------ SUPPLIED ENTRIES
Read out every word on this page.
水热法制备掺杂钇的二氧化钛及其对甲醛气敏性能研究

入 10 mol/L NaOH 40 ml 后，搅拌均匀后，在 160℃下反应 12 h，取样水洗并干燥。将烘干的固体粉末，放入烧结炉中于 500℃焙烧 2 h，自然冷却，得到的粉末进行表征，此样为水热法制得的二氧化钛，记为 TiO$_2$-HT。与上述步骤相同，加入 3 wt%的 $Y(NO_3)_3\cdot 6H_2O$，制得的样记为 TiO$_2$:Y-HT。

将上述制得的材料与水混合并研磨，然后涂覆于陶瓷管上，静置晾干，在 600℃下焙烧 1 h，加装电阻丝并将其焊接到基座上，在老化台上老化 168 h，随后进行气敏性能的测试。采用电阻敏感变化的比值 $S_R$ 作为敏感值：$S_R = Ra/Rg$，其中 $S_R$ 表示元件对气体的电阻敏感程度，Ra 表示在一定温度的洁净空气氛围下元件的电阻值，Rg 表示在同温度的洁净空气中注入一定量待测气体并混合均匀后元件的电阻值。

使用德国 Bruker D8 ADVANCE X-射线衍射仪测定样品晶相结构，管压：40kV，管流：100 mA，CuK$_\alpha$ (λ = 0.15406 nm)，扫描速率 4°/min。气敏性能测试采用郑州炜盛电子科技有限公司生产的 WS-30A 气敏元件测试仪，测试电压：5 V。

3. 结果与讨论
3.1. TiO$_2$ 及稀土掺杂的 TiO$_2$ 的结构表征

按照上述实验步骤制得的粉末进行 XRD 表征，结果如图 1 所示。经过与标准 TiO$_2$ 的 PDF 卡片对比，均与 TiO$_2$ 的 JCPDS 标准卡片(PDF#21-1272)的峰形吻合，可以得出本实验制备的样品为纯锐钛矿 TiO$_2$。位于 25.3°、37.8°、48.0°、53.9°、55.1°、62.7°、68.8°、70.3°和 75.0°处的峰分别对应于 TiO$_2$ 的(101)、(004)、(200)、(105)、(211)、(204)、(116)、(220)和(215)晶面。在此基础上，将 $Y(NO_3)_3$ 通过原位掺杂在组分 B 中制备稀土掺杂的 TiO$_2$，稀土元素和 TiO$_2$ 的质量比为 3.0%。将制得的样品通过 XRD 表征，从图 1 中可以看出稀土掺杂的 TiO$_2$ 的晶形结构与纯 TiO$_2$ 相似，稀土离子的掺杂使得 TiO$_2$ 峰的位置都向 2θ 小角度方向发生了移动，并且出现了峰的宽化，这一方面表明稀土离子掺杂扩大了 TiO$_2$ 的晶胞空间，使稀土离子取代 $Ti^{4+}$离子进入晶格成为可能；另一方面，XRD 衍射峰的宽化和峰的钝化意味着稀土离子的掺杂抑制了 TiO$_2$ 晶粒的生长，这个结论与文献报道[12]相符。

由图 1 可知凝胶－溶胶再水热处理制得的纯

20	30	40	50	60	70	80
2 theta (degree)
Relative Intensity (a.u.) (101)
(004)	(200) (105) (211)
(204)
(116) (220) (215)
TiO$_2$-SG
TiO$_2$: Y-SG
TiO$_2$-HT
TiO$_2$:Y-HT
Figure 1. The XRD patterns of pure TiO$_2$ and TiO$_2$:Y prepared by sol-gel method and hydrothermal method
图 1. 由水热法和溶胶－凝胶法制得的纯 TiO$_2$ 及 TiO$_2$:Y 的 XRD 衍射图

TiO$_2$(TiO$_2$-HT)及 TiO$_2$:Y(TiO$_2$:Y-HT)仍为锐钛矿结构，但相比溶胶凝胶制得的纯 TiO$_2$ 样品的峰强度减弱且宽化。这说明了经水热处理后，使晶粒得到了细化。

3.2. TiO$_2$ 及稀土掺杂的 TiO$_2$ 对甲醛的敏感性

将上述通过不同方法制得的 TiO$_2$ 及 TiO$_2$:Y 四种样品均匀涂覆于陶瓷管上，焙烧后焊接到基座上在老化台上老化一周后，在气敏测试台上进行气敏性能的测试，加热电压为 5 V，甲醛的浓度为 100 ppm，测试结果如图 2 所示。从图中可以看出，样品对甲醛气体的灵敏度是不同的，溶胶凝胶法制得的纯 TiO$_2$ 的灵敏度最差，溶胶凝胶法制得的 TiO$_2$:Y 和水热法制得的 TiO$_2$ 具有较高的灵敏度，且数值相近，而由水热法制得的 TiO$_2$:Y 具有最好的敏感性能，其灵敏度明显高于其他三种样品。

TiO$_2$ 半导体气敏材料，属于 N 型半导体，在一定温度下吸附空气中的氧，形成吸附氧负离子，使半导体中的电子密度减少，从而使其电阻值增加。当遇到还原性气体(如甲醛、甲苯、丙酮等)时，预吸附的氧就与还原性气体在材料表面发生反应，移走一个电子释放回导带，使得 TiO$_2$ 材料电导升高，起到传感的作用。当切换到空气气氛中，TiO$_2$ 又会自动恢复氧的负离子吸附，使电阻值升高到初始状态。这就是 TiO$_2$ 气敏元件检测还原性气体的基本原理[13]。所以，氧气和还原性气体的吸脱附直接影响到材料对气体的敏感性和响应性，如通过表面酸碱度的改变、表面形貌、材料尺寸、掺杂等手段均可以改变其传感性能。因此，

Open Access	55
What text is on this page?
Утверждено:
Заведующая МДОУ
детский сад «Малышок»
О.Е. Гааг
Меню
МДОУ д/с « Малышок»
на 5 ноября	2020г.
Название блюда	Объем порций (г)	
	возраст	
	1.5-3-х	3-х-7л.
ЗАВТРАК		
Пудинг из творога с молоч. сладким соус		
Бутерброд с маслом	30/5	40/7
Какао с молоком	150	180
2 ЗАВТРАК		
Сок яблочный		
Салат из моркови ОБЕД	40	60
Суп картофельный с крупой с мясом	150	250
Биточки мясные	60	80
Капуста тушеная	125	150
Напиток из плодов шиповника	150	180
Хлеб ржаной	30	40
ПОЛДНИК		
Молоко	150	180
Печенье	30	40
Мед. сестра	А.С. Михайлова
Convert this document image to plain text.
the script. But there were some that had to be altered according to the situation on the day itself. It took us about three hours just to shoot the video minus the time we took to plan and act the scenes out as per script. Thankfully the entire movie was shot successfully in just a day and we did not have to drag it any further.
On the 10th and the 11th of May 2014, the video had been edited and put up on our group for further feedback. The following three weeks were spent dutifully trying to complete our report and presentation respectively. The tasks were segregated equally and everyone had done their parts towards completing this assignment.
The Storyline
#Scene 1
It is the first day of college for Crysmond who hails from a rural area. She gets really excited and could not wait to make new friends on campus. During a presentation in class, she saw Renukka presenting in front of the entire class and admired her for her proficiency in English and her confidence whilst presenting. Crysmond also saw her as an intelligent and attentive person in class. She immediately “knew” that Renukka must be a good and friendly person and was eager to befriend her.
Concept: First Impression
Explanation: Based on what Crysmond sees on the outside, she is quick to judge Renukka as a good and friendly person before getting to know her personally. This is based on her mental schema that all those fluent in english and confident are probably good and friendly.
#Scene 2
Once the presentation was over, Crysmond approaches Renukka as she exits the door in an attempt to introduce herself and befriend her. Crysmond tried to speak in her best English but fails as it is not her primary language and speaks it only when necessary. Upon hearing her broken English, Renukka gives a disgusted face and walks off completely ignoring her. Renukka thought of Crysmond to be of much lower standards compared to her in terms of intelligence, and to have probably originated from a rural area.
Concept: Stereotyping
------------
> [GIVEN INSTRUCTION]
Reproduce the material exactly, with every line intact.

> [FINAL RESULT]
Read out every word on this page.
水热法制备掺杂钇的二氧化钛及其对甲醛气敏性能研究

入 10 mol/L NaOH 40 ml 后，搅拌均匀后，在 160℃下反应 12 h，取样水洗并干燥。将烘干的固体粉末，放入烧结炉中于 500℃焙烧 2 h，自然冷却，得到的粉末进行表征，此样为水热法制得的二氧化钛，记为 TiO$_2$-HT。与上述步骤相同，加入 3 wt%的 $Y(NO_3)_3\cdot 6H_2O$，制得的样记为 TiO$_2$:Y-HT。

将上述制得的材料与水混合并研磨，然后涂覆于陶瓷管上，静置晾干，在 600℃下焙烧 1 h，加装电阻丝并将其焊接到基座上，在老化台上老化 168 h，随后进行气敏性能的测试。采用电阻敏感变化的比值 $S_R$ 作为敏感值：$S_R = Ra/Rg$，其中 $S_R$ 表示元件对气体的电阻敏感程度，Ra 表示在一定温度的洁净空气氛围下元件的电阻值，Rg 表示在同温度的洁净空气中注入一定量待测气体并混合均匀后元件的电阻值。

使用德国 Bruker D8 ADVANCE X-射线衍射仪测定样品晶相结构，管压：40kV，管流：100 mA，CuK$_\alpha$ (λ = 0.15406 nm)，扫描速率 4°/min。气敏性能测试采用郑州炜盛电子科技有限公司生产的 WS-30A 气敏元件测试仪，测试电压：5 V。

3. 结果与讨论
3.1. TiO$_2$ 及稀土掺杂的 TiO$_2$ 的结构表征

按照上述实验步骤制得的粉末进行 XRD 表征，结果如图 1 所示。经过与标准 TiO$_2$ 的 PDF 卡片对比，均与 TiO$_2$ 的 JCPDS 标准卡片(PDF#21-1272)的峰形吻合，可以得出本实验制备的样品为纯锐钛矿 TiO$_2$。位于 25.3°、37.8°、48.0°、53.9°、55.1°、62.7°、68.8°、70.3°和 75.0°处的峰分别对应于 TiO$_2$ 的(101)、(004)、(200)、(105)、(211)、(204)、(116)、(220)和(215)晶面。在此基础上，将 $Y(NO_3)_3$ 通过原位掺杂在组分 B 中制备稀土掺杂的 TiO$_2$，稀土元素和 TiO$_2$ 的质量比为 3.0%。将制得的样品通过 XRD 表征，从图 1 中可以看出稀土掺杂的 TiO$_2$ 的晶形结构与纯 TiO$_2$ 相似，稀土离子的掺杂使得 TiO$_2$ 峰的位置都向 2θ 小角度方向发生了移动，并且出现了峰的宽化，这一方面表明稀土离子掺杂扩大了 TiO$_2$ 的晶胞空间，使稀土离子取代 $Ti^{4+}$离子进入晶格成为可能；另一方面，XRD 衍射峰的宽化和峰的钝化意味着稀土离子的掺杂抑制了 TiO$_2$ 晶粒的生长，这个结论与文献报道[12]相符。

由图 1 可知凝胶－溶胶再水热处理制得的纯

20	30	40	50	60	70	80
2 theta (degree)
Relative Intensity (a.u.) (101)
(004)	(200) (105) (211)
(204)
(116) (220) (215)
TiO$_2$-SG
TiO$_2$: Y-SG
TiO$_2$-HT
TiO$_2$:Y-HT
Figure 1. The XRD patterns of pure TiO$_2$ and TiO$_2$:Y prepared by sol-gel method and hydrothermal method
图 1. 由水热法和溶胶－凝胶法制得的纯 TiO$_2$ 及 TiO$_2$:Y 的 XRD 衍射图

TiO$_2$(TiO$_2$-HT)及 TiO$_2$:Y(TiO$_2$:Y-HT)仍为锐钛矿结构，但相比溶胶凝胶制得的纯 TiO$_2$ 样品的峰强度减弱且宽化。这说明了经水热处理后，使晶粒得到了细化。

3.2. TiO$_2$ 及稀土掺杂的 TiO$_2$ 对甲醛的敏感性

将上述通过不同方法制得的 TiO$_2$ 及 TiO$_2$:Y 四种样品均匀涂覆于陶瓷管上，焙烧后焊接到基座上在老化台上老化一周后，在气敏测试台上进行气敏性能的测试，加热电压为 5 V，甲醛的浓度为 100 ppm，测试结果如图 2 所示。从图中可以看出，样品对甲醛气体的灵敏度是不同的，溶胶凝胶法制得的纯 TiO$_2$ 的灵敏度最差，溶胶凝胶法制得的 TiO$_2$:Y 和水热法制得的 TiO$_2$ 具有较高的灵敏度，且数值相近，而由水热法制得的 TiO$_2$:Y 具有最好的敏感性能，其灵敏度明显高于其他三种样品。

TiO$_2$ 半导体气敏材料，属于 N 型半导体，在一定温度下吸附空气中的氧，形成吸附氧负离子，使半导体中的电子密度减少，从而使其电阻值增加。当遇到还原性气体(如甲醛、甲苯、丙酮等)时，预吸附的氧就与还原性气体在材料表面发生反应，移走一个电子释放回导带，使得 TiO$_2$ 材料电导升高，起到传感的作用。当切换到空气气氛中，TiO$_2$ 又会自动恢复氧的负离子吸附，使电阻值升高到初始状态。这就是 TiO$_2$ 气敏元件检测还原性气体的基本原理[13]。所以，氧气和还原性气体的吸脱附直接影响到材料对气体的敏感性和响应性，如通过表面酸碱度的改变、表面形貌、材料尺寸、掺杂等手段均可以改变其传感性能。因此，

Open Access	55
What text is on this page?
Утверждено:
Заведующая МДОУ
детский сад «Малышок»
О.Е. Гааг
Меню
МДОУ д/с « Малышок»
на 5 ноября	2020г.
Название блюда	Объем порций (г)	
	возраст	
	1.5-3-х	3-х-7л.
ЗАВТРАК		
Пудинг из творога с молоч. сладким соус		
Бутерброд с маслом	30/5	40/7
Какао с молоком	150	180
2 ЗАВТРАК		
Сок яблочный		
Салат из моркови ОБЕД	40	60
Суп картофельный с крупой с мясом	150	250
Биточки мясные	60	80
Капуста тушеная	125	150
Напиток из плодов шиповника	150	180
Хлеб ржаной	30	40
ПОЛДНИК		
Молоко	150	180
Печенье	30	40
Мед. сестра	А.С. Михайлова
Convert this document image to plain text.
the script. But there were some that had to be altered according to the situation on the day itself. It took us about three hours just to shoot the video minus the time we took to plan and act the scenes out as per script. Thankfully the entire movie was shot successfully in just a day and we did not have to drag it any further.
On the 10th and the 11th of May 2014, the video had been edited and put up on our group for further feedback. The following three weeks were spent dutifully trying to complete our report and presentation respectively. The tasks were segregated equally and everyone had done their parts towards completing this assignment.
The Storyline
#Scene 1
It is the first day of college for Crysmond who hails from a rural area. She gets really excited and could not wait to make new friends on campus. During a presentation in class, she saw Renukka presenting in front of the entire class and admired her for her proficiency in English and her confidence whilst presenting. Crysmond also saw her as an intelligent and attentive person in class. She immediately “knew” that Renukka must be a good and friendly person and was eager to befriend her.
Concept: First Impression
Explanation: Based on what Crysmond sees on the outside, she is quick to judge Renukka as a good and friendly person before getting to know her personally. This is based on her mental schema that all those fluent in english and confident are probably good and friendly.
#Scene 2
Once the presentation was over, Crysmond approaches Renukka as she exits the door in an attempt to introduce herself and befriend her. Crysmond tried to speak in her best English but fails as it is not her primary language and speaks it only when necessary. Upon hearing her broken English, Renukka gives a disgusted face and walks off completely ignoring her. Renukka thought of Crysmond to be of much lower standards compared to her in terms of intelligence, and to have probably originated from a rural area.
Concept: Stereotyping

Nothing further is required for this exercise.